[Source records]
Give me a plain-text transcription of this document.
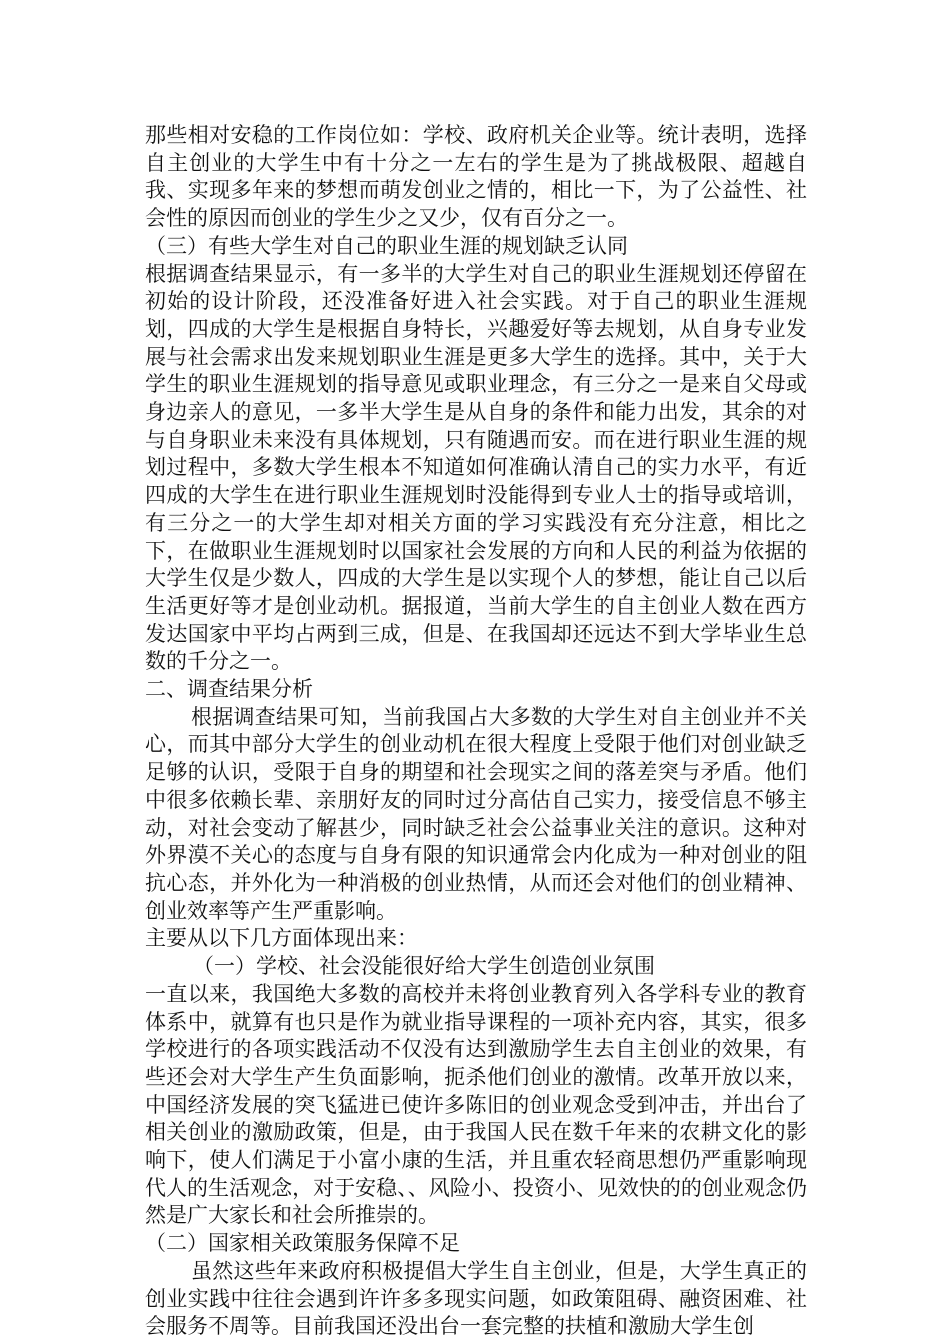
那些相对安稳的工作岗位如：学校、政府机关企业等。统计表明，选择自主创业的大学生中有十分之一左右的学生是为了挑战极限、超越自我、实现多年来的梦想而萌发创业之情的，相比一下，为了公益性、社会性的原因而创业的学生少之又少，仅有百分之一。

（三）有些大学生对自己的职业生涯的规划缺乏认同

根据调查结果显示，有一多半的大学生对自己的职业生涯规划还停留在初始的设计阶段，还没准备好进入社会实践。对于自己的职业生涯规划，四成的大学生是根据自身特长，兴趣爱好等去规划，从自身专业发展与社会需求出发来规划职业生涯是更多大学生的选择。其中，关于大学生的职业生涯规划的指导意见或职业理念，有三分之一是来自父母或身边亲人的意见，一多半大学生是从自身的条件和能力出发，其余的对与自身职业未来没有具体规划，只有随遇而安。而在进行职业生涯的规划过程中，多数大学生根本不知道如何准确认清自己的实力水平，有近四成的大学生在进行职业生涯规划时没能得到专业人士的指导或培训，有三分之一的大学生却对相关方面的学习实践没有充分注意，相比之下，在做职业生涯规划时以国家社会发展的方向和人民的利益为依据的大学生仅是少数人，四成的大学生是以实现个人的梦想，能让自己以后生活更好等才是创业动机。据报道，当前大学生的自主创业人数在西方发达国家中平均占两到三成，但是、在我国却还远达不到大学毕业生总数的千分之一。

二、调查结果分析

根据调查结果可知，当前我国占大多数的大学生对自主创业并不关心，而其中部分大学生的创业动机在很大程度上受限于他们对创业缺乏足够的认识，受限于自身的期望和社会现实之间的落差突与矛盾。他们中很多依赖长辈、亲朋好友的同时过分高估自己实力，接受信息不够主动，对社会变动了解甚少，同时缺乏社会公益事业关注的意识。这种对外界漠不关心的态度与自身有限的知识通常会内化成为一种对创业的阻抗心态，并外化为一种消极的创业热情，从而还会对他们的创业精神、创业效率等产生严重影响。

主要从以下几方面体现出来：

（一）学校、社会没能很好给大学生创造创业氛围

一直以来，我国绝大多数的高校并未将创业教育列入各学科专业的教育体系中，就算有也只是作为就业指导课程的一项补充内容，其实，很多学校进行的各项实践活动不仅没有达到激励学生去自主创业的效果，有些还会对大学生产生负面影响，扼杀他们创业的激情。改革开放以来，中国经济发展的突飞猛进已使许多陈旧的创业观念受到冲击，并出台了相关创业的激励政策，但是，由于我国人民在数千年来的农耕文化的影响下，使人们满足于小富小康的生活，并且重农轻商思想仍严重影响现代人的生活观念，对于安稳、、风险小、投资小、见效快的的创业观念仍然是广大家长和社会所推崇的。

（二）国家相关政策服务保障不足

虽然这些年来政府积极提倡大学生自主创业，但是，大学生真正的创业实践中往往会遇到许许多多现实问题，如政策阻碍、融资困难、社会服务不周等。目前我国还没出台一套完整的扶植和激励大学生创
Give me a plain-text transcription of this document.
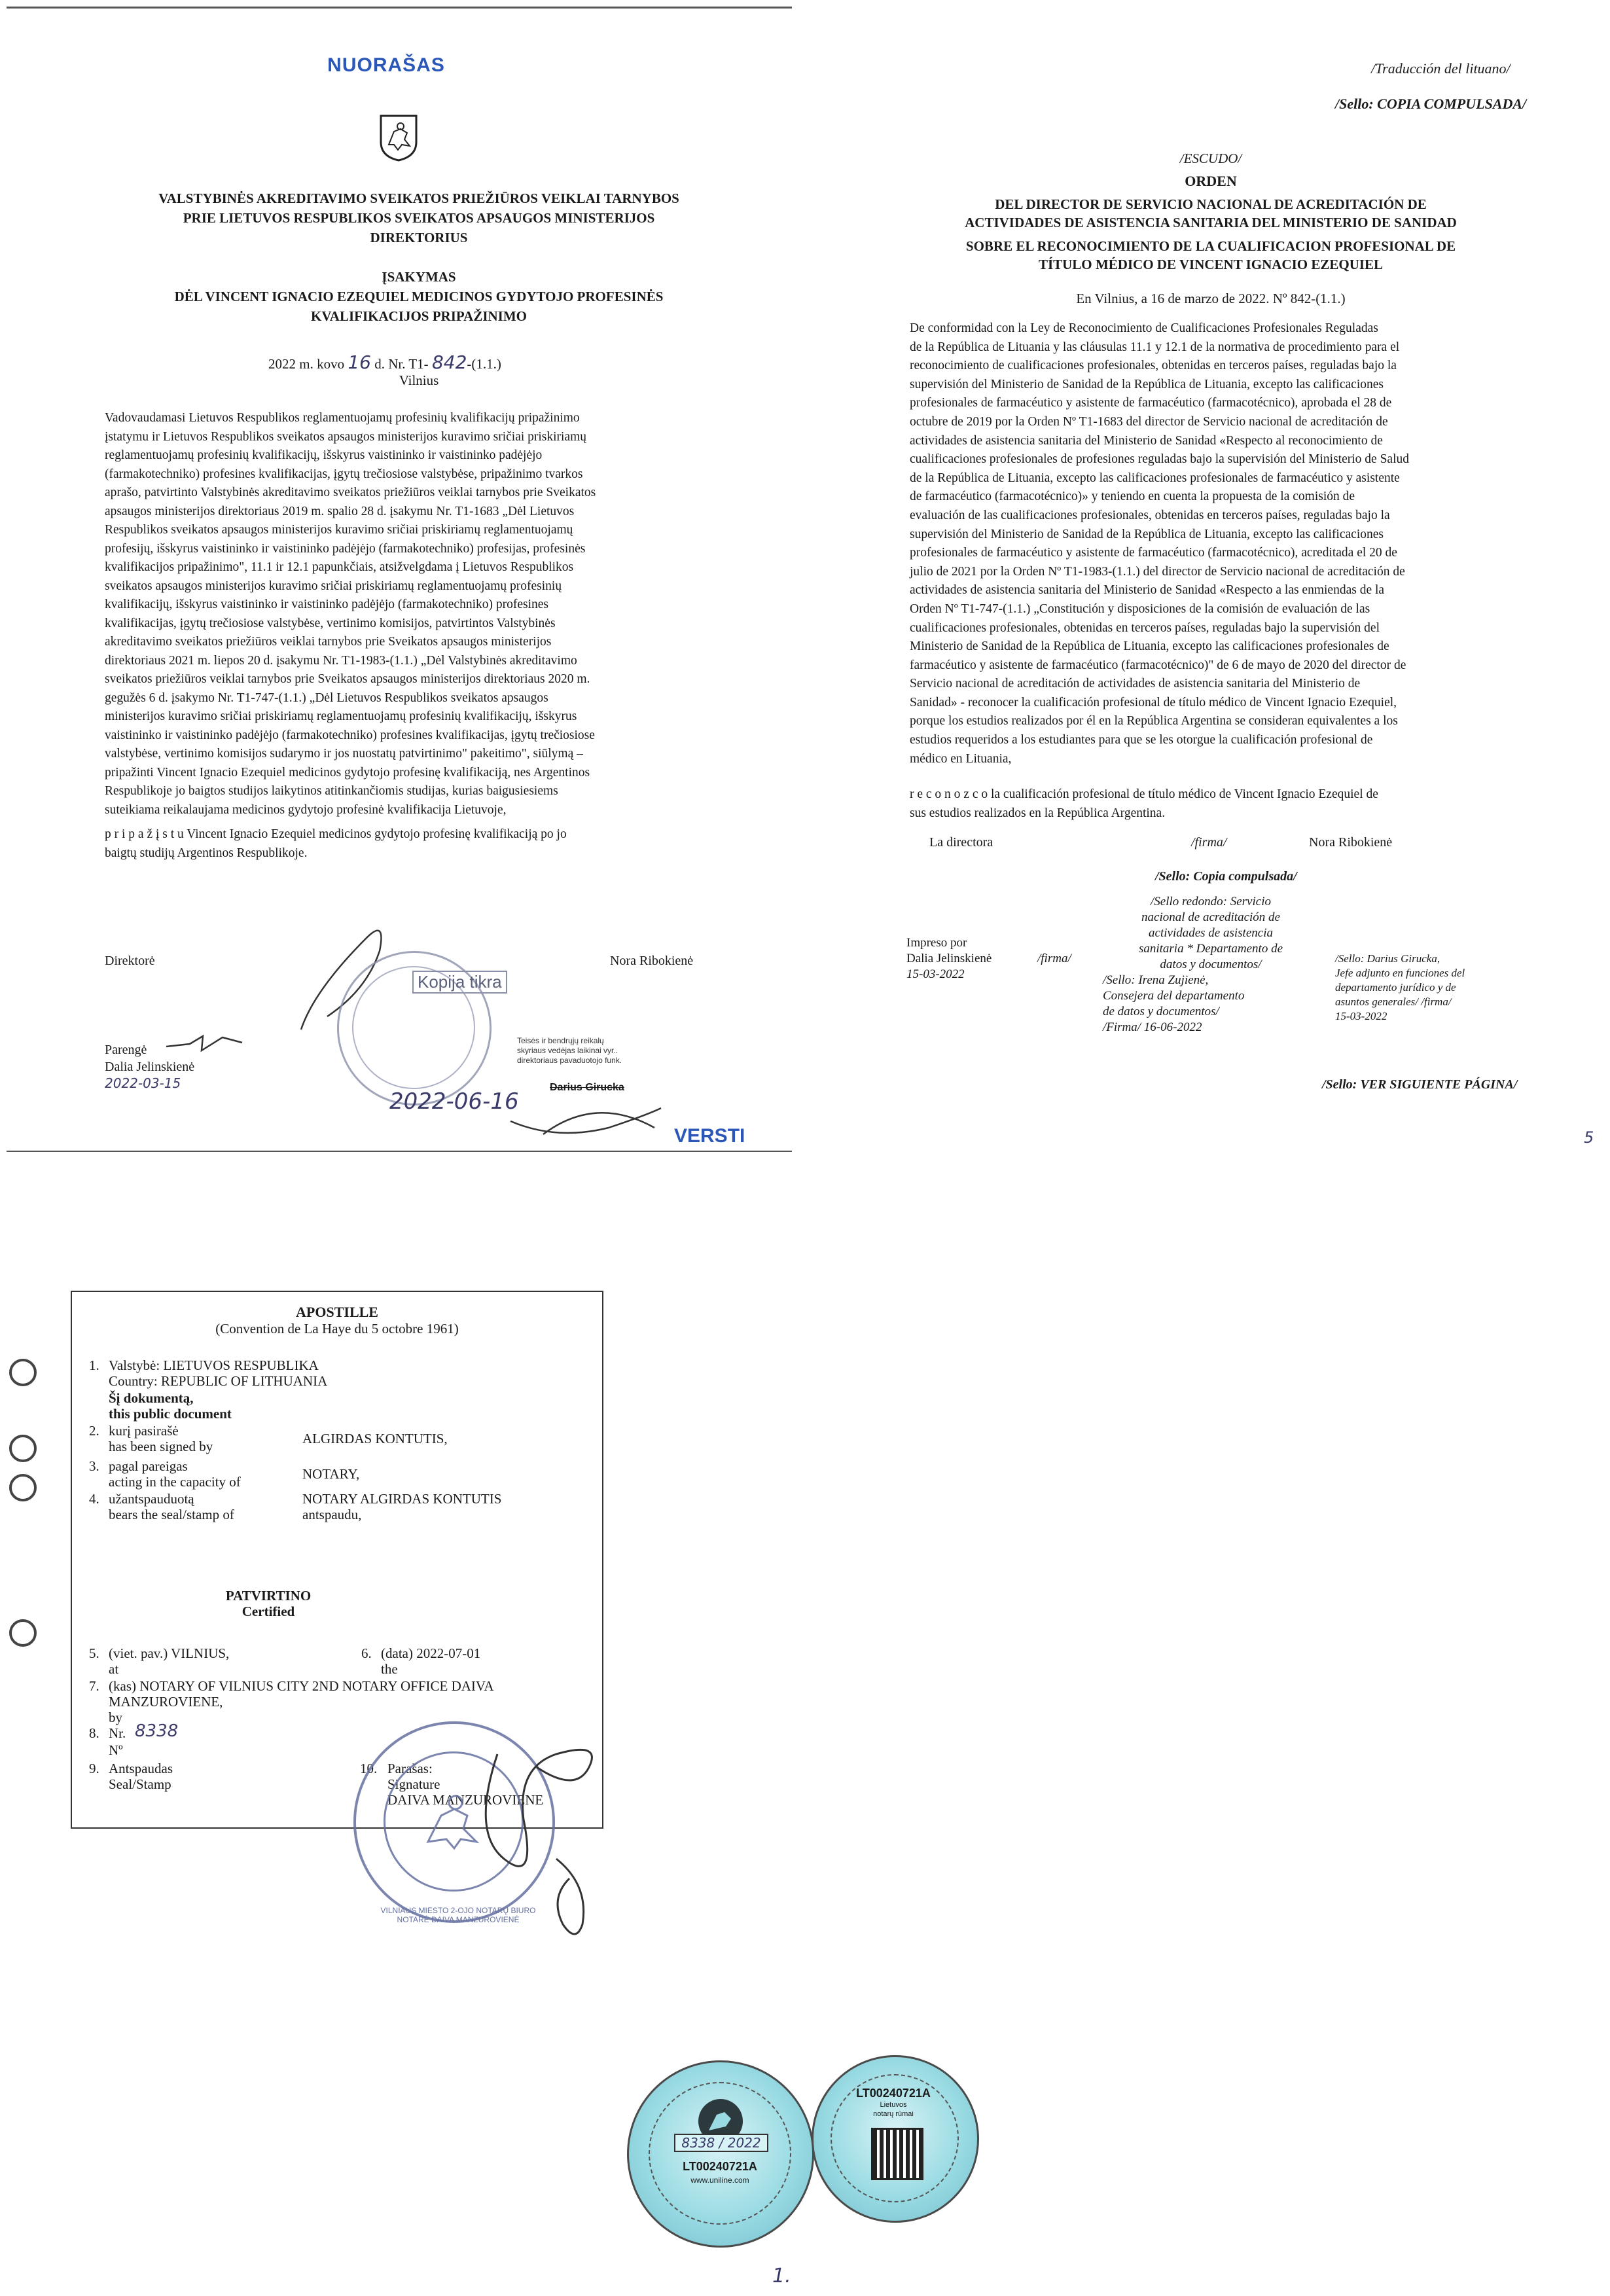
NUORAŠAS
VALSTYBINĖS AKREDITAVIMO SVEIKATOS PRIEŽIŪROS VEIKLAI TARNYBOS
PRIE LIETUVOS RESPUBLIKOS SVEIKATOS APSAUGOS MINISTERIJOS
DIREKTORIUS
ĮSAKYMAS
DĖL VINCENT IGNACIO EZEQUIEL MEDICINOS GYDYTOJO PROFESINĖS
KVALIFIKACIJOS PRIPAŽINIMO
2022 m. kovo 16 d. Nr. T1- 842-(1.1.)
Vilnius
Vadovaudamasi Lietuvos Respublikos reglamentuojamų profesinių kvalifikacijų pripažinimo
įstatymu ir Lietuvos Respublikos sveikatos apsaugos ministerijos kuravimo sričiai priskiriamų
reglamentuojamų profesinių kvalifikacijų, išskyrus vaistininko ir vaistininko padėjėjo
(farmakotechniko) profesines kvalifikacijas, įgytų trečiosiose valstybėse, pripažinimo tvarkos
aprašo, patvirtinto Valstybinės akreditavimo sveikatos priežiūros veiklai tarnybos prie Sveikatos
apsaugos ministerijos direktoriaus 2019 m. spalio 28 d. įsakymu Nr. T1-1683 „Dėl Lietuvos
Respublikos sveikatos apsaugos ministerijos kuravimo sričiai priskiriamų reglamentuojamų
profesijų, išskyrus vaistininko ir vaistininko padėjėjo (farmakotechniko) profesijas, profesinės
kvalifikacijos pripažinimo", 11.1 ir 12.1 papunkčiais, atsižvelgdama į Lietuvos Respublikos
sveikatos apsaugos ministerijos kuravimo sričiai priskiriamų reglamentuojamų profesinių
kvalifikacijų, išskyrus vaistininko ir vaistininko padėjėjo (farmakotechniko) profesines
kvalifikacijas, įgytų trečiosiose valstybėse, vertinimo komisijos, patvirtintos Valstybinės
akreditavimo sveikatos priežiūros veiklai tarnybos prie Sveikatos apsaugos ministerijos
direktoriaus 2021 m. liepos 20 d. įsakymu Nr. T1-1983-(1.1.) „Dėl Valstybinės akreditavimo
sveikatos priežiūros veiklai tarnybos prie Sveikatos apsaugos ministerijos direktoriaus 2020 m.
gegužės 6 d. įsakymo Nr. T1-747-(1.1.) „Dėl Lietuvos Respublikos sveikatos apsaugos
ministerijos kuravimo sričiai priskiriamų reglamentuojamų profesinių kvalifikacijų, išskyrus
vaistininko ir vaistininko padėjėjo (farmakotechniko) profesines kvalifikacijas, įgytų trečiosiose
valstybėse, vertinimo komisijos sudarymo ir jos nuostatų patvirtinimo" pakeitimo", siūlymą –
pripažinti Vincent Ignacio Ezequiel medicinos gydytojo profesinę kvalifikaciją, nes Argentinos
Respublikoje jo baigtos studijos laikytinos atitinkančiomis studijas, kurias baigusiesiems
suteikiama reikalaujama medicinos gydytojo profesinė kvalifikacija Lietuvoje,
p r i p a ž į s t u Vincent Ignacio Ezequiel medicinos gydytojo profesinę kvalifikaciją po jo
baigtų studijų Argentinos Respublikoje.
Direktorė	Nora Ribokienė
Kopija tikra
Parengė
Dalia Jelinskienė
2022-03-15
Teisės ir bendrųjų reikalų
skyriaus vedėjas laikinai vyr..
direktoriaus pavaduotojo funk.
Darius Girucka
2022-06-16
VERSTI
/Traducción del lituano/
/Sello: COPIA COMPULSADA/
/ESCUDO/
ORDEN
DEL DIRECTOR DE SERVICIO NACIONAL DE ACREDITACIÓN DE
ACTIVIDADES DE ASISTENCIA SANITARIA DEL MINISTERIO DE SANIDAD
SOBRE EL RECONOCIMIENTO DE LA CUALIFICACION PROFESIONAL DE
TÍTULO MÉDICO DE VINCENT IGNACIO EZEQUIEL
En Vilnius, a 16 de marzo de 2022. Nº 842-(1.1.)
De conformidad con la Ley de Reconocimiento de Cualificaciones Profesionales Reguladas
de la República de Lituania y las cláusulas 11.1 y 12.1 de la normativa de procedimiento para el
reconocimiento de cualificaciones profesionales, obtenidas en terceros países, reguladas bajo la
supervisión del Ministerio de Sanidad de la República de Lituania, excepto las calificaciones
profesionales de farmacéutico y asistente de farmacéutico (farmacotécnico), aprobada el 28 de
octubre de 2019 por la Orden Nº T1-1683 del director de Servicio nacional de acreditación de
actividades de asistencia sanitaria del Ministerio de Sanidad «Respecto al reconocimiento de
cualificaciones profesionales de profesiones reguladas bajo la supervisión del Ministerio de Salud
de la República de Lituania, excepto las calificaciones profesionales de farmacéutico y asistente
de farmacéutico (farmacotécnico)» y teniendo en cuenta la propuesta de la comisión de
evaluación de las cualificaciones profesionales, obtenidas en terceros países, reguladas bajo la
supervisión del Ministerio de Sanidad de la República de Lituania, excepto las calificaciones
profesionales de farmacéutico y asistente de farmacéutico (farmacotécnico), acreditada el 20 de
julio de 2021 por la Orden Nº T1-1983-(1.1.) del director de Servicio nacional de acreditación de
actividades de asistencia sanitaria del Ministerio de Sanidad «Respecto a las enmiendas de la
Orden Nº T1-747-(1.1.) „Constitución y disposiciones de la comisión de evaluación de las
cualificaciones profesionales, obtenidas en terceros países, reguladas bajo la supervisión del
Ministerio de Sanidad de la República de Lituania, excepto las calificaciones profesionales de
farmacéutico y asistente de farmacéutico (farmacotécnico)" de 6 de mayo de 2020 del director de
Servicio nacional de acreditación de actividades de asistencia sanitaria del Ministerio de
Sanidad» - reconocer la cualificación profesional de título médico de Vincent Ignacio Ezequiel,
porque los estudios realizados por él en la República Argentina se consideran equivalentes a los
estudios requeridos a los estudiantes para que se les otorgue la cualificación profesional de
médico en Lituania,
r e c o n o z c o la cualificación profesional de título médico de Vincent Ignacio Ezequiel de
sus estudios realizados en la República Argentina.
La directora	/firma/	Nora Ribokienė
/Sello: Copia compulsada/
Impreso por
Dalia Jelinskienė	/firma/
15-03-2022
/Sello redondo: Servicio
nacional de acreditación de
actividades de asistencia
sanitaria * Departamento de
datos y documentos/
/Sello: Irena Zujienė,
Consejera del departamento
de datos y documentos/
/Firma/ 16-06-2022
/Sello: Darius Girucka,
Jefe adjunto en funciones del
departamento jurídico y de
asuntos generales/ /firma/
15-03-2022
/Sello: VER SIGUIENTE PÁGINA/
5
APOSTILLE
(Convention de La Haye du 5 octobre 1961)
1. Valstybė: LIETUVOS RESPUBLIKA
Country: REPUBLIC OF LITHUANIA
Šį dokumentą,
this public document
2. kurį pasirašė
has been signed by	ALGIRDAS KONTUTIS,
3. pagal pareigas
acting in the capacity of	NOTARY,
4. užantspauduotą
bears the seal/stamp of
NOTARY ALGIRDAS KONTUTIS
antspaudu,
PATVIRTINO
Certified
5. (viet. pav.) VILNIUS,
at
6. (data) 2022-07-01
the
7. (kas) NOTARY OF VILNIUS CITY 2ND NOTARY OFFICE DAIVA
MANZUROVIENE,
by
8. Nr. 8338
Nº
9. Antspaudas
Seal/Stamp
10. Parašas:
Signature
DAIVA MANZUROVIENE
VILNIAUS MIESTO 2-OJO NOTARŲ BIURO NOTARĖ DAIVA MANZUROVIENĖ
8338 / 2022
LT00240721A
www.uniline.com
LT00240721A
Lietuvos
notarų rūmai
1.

#### PROBLEM STATEMENT:
Go through the records and show every line with the string "Ribokienė" in it.

#### COMPLETED EXERCISE:
Direktorė	Nora Ribokienė
La directora	/firma/	Nora Ribokienė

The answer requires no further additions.